Objective –
In the listing that follows, count the lines holding the word "Pose" and report only that number.

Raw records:
--- START ---

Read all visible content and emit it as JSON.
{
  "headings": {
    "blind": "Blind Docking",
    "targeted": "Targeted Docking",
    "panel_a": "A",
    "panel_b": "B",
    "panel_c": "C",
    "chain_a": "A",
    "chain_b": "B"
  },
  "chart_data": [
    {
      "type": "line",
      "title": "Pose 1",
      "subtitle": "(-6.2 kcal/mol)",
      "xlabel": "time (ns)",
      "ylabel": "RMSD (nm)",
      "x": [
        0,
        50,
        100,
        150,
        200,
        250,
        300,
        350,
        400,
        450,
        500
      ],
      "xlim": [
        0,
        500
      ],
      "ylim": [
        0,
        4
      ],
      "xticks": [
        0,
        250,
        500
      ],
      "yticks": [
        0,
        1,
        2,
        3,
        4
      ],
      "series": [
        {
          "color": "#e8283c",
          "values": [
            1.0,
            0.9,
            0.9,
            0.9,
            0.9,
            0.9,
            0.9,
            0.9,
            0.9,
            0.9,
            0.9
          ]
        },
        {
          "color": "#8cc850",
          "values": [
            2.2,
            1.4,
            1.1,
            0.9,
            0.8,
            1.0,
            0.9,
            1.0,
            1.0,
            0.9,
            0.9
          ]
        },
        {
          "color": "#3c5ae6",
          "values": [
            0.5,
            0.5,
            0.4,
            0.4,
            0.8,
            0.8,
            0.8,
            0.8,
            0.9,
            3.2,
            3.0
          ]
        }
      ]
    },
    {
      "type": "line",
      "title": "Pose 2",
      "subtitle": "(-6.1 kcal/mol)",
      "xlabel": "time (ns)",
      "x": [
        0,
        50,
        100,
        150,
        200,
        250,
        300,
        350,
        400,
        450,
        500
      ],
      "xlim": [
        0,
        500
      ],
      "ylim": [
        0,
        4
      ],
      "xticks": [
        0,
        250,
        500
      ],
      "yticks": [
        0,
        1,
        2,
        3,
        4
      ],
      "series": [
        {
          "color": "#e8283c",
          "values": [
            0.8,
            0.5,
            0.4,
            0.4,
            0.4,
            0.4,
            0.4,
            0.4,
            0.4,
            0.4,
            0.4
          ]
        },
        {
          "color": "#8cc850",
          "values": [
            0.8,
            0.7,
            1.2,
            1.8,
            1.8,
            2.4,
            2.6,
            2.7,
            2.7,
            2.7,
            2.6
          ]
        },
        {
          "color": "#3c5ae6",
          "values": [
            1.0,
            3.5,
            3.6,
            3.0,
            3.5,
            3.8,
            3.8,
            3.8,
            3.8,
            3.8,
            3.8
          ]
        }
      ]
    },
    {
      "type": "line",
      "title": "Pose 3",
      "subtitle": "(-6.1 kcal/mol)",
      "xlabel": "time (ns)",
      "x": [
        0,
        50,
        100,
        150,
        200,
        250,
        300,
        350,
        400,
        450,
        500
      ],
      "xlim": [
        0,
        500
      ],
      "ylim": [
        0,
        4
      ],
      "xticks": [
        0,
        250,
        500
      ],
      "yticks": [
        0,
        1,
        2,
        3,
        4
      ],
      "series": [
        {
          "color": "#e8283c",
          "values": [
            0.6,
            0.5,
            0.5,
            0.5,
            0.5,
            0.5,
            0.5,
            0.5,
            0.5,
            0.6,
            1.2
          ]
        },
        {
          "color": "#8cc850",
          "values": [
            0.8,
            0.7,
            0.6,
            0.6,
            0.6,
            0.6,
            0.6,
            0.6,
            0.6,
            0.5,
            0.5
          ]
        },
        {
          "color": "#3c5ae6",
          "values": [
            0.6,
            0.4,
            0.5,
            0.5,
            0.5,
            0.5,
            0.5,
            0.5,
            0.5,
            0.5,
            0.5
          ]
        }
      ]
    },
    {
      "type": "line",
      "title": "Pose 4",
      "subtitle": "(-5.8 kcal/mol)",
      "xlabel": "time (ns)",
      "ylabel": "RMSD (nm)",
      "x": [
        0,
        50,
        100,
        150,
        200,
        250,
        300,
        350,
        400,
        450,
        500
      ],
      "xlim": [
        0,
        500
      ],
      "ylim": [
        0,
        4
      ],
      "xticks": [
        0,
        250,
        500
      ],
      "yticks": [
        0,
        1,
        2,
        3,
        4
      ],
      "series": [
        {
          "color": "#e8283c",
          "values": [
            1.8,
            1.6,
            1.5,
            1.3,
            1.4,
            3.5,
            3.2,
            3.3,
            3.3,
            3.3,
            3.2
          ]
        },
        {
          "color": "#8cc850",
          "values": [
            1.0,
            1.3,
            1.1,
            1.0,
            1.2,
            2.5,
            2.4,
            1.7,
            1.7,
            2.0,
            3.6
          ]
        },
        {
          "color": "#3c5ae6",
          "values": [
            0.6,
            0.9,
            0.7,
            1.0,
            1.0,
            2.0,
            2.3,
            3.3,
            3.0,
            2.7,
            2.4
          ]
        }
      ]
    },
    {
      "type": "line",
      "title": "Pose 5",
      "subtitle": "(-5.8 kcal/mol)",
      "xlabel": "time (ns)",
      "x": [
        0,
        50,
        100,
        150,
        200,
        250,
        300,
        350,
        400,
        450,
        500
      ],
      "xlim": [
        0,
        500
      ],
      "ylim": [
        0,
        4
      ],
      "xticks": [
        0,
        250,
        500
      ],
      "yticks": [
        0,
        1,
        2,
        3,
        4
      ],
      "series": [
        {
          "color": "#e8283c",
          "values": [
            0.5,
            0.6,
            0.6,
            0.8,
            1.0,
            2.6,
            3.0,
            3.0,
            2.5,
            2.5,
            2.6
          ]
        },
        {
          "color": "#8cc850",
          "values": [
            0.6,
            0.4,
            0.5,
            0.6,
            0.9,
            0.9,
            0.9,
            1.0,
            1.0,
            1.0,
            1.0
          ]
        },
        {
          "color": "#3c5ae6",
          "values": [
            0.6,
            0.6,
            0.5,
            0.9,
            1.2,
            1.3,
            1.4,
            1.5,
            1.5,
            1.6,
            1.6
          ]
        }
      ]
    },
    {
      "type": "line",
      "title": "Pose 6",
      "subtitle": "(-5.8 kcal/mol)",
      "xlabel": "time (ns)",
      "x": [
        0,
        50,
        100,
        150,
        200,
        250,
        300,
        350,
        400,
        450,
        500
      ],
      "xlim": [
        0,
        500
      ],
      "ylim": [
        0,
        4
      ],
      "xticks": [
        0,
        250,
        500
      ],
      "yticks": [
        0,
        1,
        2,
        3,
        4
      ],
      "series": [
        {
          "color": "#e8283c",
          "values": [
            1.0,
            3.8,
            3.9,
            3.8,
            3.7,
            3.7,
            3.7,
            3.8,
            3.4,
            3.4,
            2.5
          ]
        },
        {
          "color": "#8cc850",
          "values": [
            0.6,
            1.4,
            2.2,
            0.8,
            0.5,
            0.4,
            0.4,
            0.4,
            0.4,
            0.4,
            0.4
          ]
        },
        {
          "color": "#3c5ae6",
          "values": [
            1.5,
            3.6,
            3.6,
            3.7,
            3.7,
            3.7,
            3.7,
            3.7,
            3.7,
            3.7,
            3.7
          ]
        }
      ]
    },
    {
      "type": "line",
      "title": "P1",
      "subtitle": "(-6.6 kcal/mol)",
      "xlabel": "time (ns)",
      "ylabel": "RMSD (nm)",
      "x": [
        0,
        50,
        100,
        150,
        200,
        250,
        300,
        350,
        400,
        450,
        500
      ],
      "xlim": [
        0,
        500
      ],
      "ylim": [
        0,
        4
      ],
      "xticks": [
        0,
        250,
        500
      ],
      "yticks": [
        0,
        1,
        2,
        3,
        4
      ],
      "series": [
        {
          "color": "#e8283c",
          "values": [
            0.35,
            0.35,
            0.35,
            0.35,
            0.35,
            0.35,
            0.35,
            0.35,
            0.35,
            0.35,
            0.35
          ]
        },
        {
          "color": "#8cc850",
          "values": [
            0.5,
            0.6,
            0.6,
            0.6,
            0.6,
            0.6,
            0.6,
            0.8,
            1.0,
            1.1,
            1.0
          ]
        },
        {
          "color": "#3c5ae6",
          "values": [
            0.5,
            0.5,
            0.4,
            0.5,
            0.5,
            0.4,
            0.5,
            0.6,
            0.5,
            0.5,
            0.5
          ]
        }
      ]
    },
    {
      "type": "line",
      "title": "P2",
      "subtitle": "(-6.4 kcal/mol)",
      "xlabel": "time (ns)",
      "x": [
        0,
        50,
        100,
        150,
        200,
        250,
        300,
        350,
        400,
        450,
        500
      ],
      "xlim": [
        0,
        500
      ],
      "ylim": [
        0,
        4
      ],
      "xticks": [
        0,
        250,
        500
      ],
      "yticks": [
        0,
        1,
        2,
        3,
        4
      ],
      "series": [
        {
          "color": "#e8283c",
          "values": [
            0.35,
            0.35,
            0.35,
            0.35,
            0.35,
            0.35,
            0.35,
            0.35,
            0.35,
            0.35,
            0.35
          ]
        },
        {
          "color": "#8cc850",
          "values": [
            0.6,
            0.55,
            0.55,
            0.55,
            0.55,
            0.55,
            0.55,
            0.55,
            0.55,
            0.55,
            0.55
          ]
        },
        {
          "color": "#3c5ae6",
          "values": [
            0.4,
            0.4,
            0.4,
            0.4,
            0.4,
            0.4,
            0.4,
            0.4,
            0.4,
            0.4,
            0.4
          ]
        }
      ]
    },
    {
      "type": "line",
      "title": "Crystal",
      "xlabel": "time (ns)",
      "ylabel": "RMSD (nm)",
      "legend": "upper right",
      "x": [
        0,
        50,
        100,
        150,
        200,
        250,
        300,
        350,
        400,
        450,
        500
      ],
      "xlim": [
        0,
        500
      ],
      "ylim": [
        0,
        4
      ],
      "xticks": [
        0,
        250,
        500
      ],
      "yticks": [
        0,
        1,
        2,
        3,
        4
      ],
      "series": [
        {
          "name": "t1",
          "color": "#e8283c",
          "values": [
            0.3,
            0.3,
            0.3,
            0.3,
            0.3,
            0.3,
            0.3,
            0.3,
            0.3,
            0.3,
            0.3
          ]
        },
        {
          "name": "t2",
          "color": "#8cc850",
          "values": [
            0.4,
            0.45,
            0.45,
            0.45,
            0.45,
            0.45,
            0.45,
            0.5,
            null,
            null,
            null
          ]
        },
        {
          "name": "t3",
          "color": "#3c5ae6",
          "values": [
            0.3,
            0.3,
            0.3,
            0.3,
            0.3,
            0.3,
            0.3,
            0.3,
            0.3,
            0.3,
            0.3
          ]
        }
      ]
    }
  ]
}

--- END ---

Solution to this exercise –
6